● **Dataset records**
··········
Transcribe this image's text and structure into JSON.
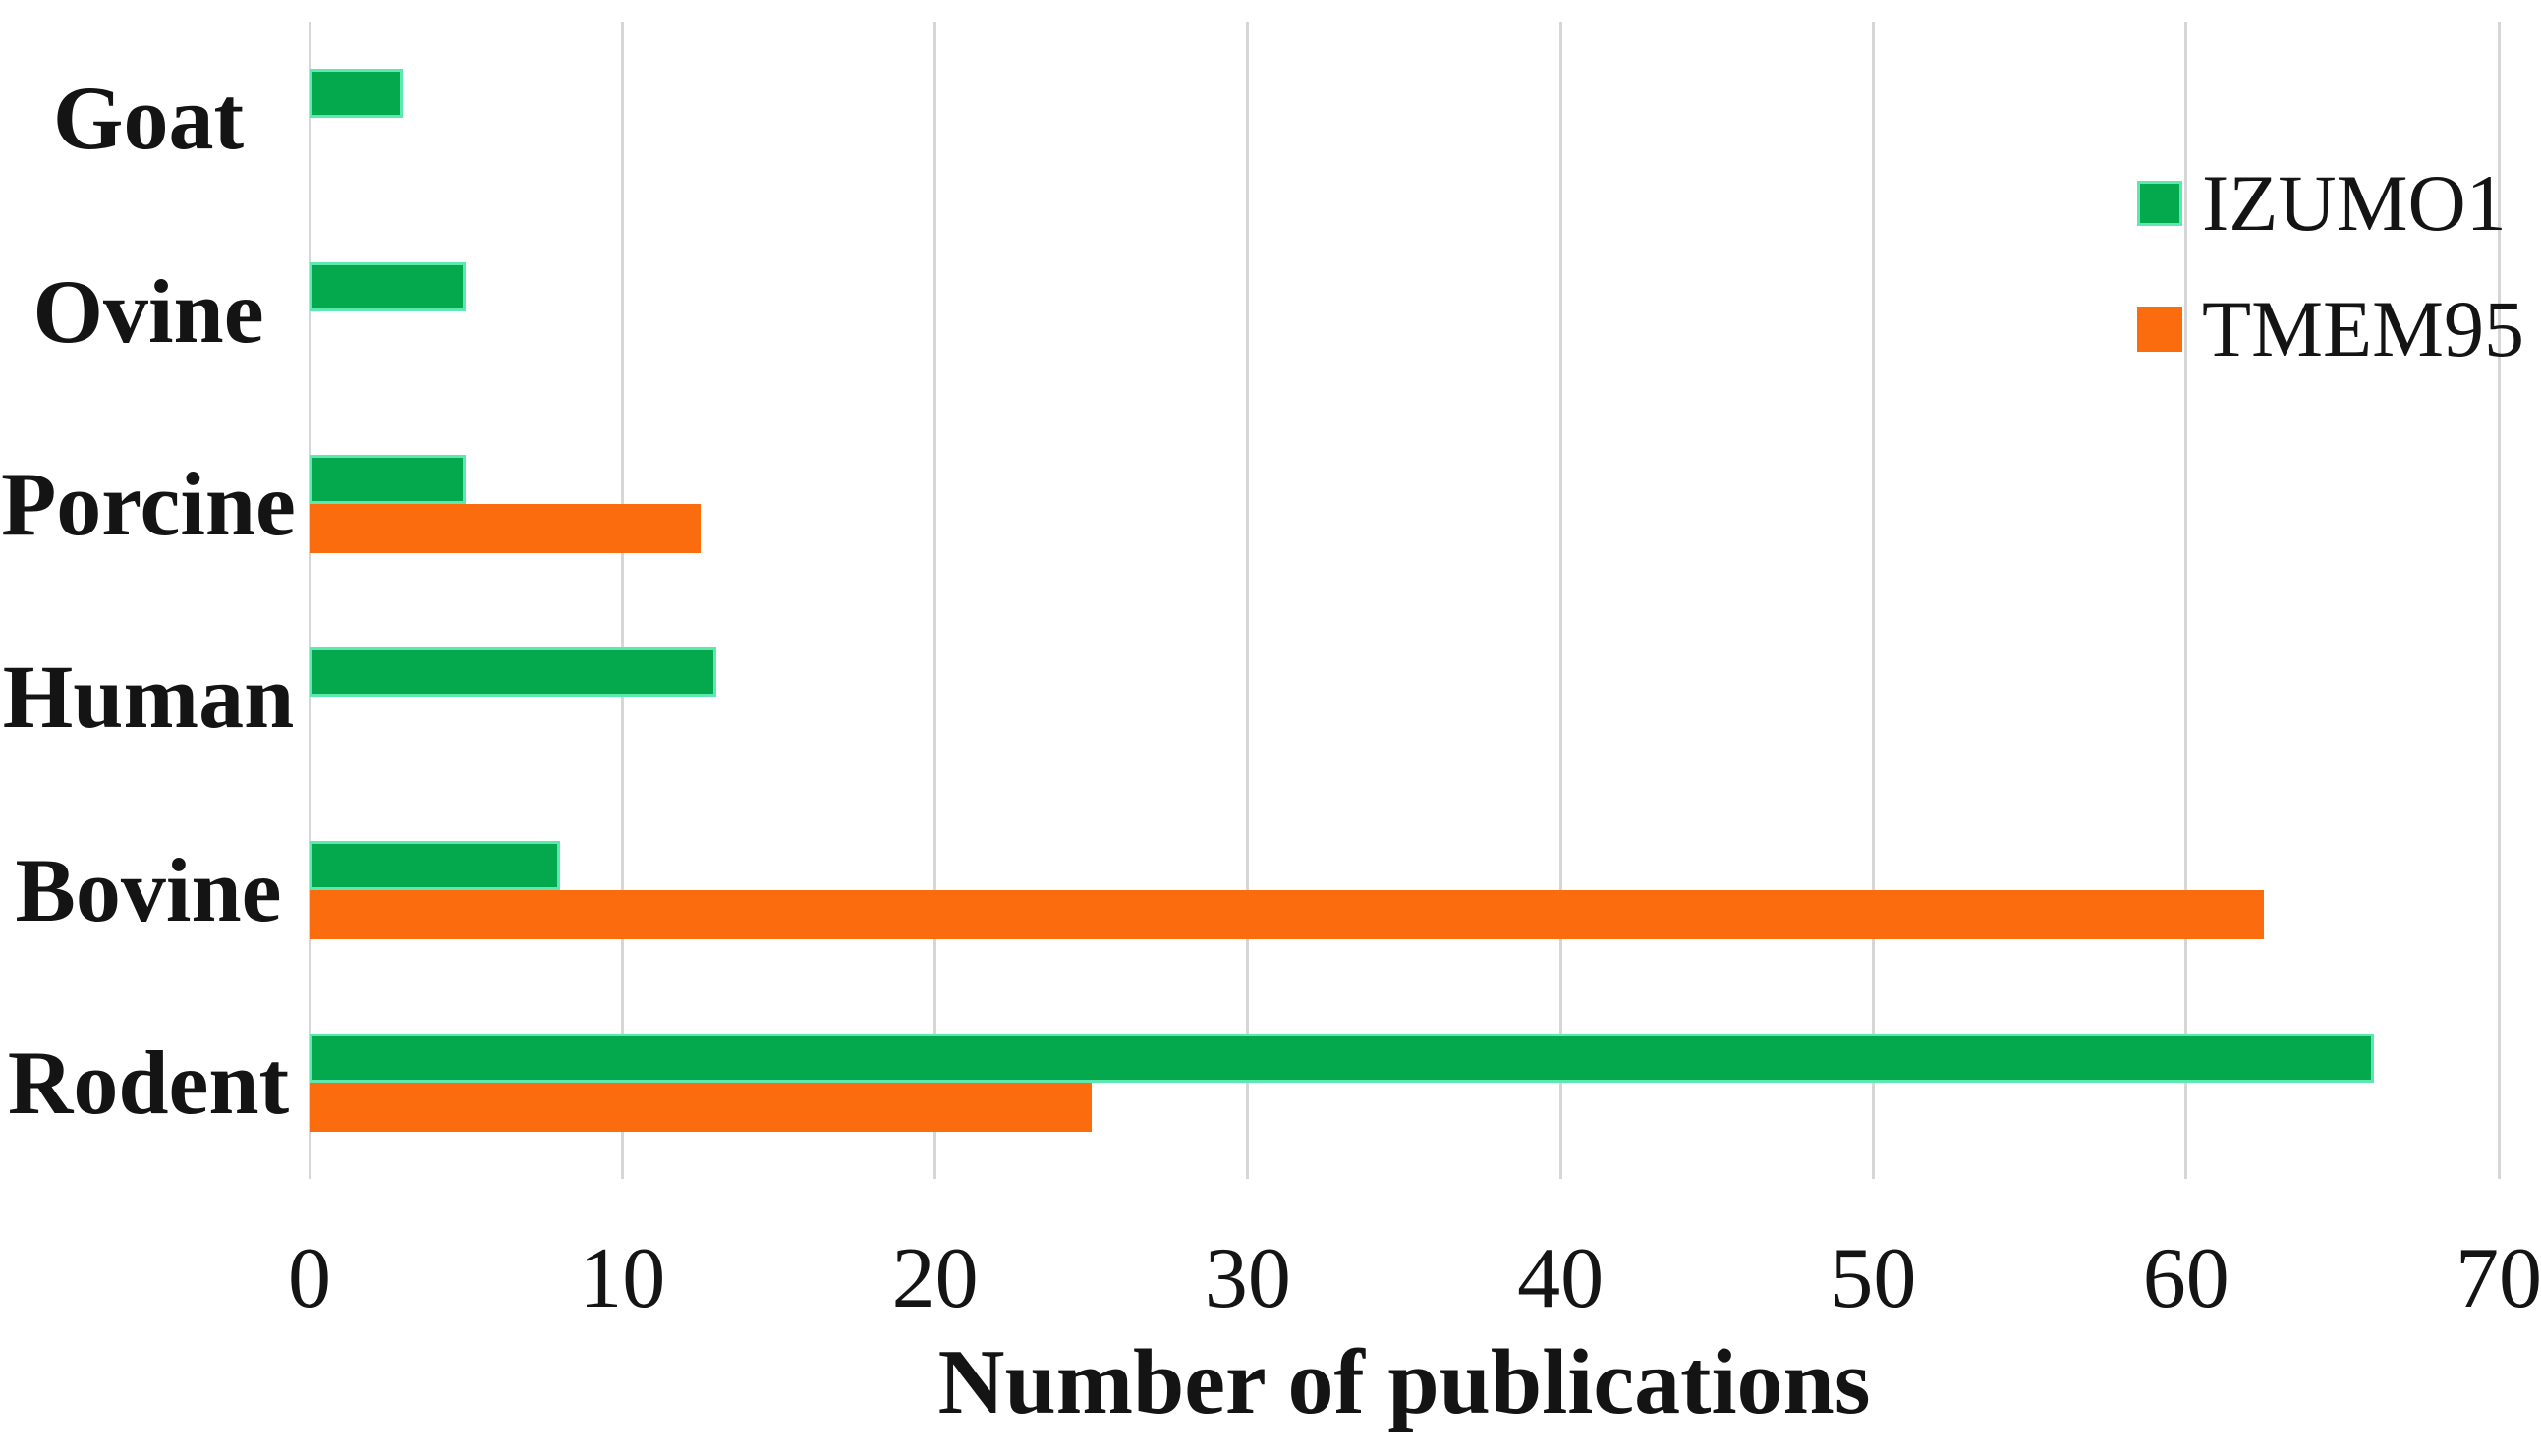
{
  "figure": {
    "background": "#ffffff",
    "text_color": "#141414"
  },
  "chart_data": {
    "type": "bar",
    "orientation": "horizontal",
    "title": "",
    "xlabel": "Number of publications",
    "ylabel": "",
    "categories": [
      "Goat",
      "Ovine",
      "Porcine",
      "Human",
      "Bovine",
      "Rodent"
    ],
    "series": [
      {
        "name": "IZUMO1",
        "color": "#04a94d",
        "edge_color": "#5ce8ae",
        "values": [
          3,
          5,
          5,
          13,
          8,
          66
        ]
      },
      {
        "name": "TMEM95",
        "color": "#fb6c0e",
        "edge_color": null,
        "values": [
          0,
          0,
          12.5,
          0,
          62.5,
          25
        ]
      }
    ],
    "xlim": [
      0,
      70
    ],
    "x_ticks": [
      0,
      10,
      20,
      30,
      40,
      50,
      60,
      70
    ],
    "grid": "vertical",
    "gridline_color": "#d6d6d6",
    "legend_position": "top-right",
    "legend_entries": [
      "IZUMO1",
      "TMEM95"
    ]
  }
}
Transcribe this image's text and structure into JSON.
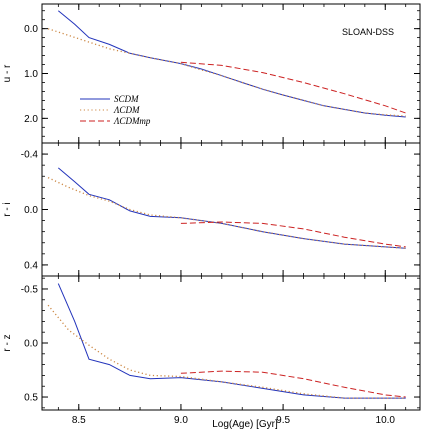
··········
● **What is required**
Omit each picture, then return all of the listing exactly as it stands.

● **Solution below**
Transcribe this image's text and structure into JSON.
{
  "figure": {
    "background": "#ffffff",
    "text_color": "#141414"
  },
  "chart_data": {
    "type": "bar",
    "orientation": "horizontal",
    "title": "",
    "xlabel": "Number of publications",
    "ylabel": "",
    "categories": [
      "Goat",
      "Ovine",
      "Porcine",
      "Human",
      "Bovine",
      "Rodent"
    ],
    "series": [
      {
        "name": "IZUMO1",
        "color": "#04a94d",
        "edge_color": "#5ce8ae",
        "values": [
          3,
          5,
          5,
          13,
          8,
          66
        ]
      },
      {
        "name": "TMEM95",
        "color": "#fb6c0e",
        "edge_color": null,
        "values": [
          0,
          0,
          12.5,
          0,
          62.5,
          25
        ]
      }
    ],
    "xlim": [
      0,
      70
    ],
    "x_ticks": [
      0,
      10,
      20,
      30,
      40,
      50,
      60,
      70
    ],
    "grid": "vertical",
    "gridline_color": "#d6d6d6",
    "legend_position": "top-right",
    "legend_entries": [
      "IZUMO1",
      "TMEM95"
    ]
  }
}
Transcribe this image's text and structure into JSON.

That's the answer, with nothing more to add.